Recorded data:
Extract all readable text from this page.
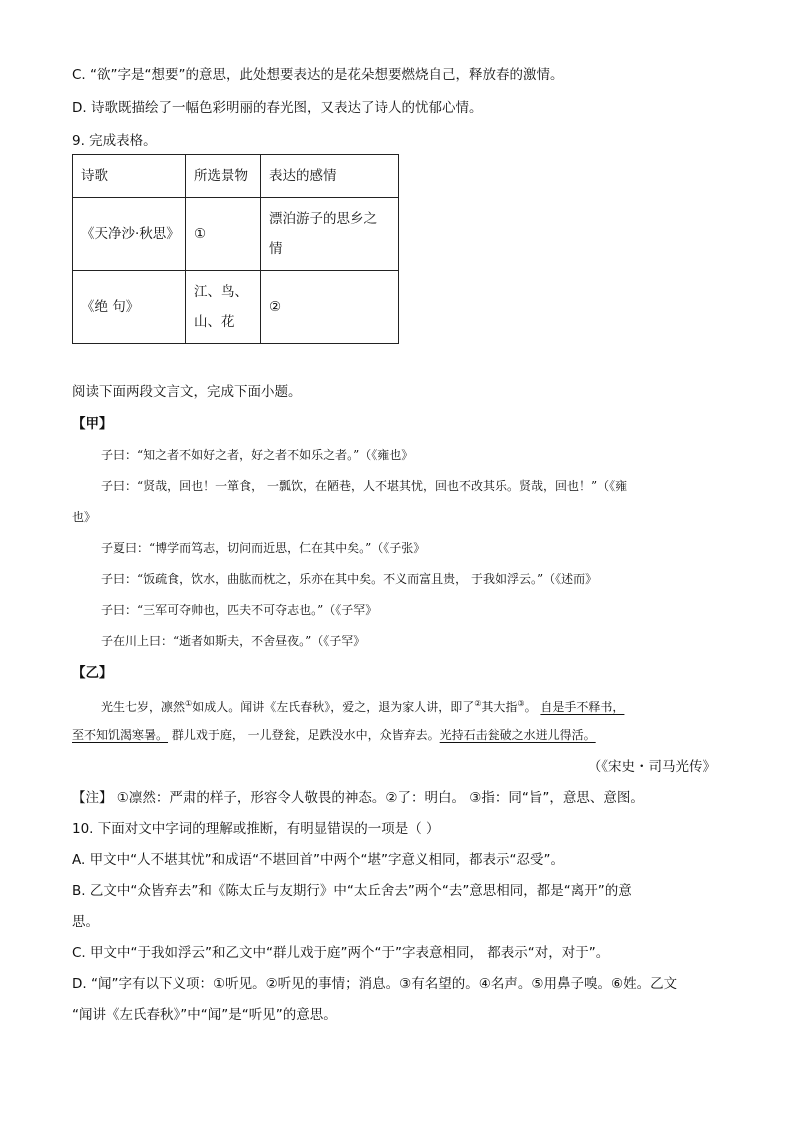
C. “欲”字是“想要”的意思，此处想要表达的是花朵想要燃烧自己，释放春的激情。
D. 诗歌既描绘了一幅色彩明丽的春光图，又表达了诗人的忧郁心情。
9. 完成表格。
诗歌	所选景物	表达的感情
《天净沙·秋思》	①	漂泊游子的思乡之情
《绝 句》	江、鸟、山、花	②
阅读下面两段文言文，完成下面小题。
【甲】
子曰：“知之者不如好之者，好之者不如乐之者。”（《雍也》
子曰：“贤哉，回也！一箪食， 一瓢饮，在陋巷，人不堪其忧，回也不改其乐。贤哉，回也！”（《雍
也》
子夏曰：“博学而笃志，切问而近思，仁在其中矣。”（《子张》
子曰：“饭疏食，饮水，曲肱而枕之，乐亦在其中矣。不义而富且贵， 于我如浮云。”（《述而》
子曰：“三军可夺帅也，匹夫不可夺志也。”（《子罕》
子在川上曰：“逝者如斯夫，不舍昼夜。”（《子罕》
【乙】
光生七岁，凛然①如成人。闻讲《左氏春秋》，爱之，退为家人讲，即了②其大指③。 自是手不释书，
至不知饥渴寒暑。 群儿戏于庭， 一儿登瓮，足跌没水中，众皆弃去。光持石击瓮破之水迸儿得活。
（《宋史・司马光传》
【注】 ①凛然：严肃的样子，形容令人敬畏的神态。②了：明白。 ③指：同“旨”，意思、意图。
10. 下面对文中字词的理解或推断，有明显错误的一项是（ ）
A. 甲文中“人不堪其忧”和成语“不堪回首”中两个“堪”字意义相同，都表示“忍受”。
B. 乙文中“众皆弃去”和《陈太丘与友期行》中“太丘舍去”两个“去”意思相同，都是“离开”的意
思。
C. 甲文中“于我如浮云”和乙文中“群儿戏于庭”两个“于”字表意相同， 都表示“对，对于”。
D. “闻”字有以下义项：①听见。②听见的事情；消息。③有名望的。④名声。⑤用鼻子嗅。⑥姓。乙文
“闻讲《左氏春秋》”中“闻”是“听见”的意思。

_Required task_
Find every line in the records above that holds the word "于我如浮云", and copy each one.

_Result for this exercise_
子曰：“饭疏食，饮水，曲肱而枕之，乐亦在其中矣。不义而富且贵， 于我如浮云。”（《述而》
C. 甲文中“于我如浮云”和乙文中“群儿戏于庭”两个“于”字表意相同， 都表示“对，对于”。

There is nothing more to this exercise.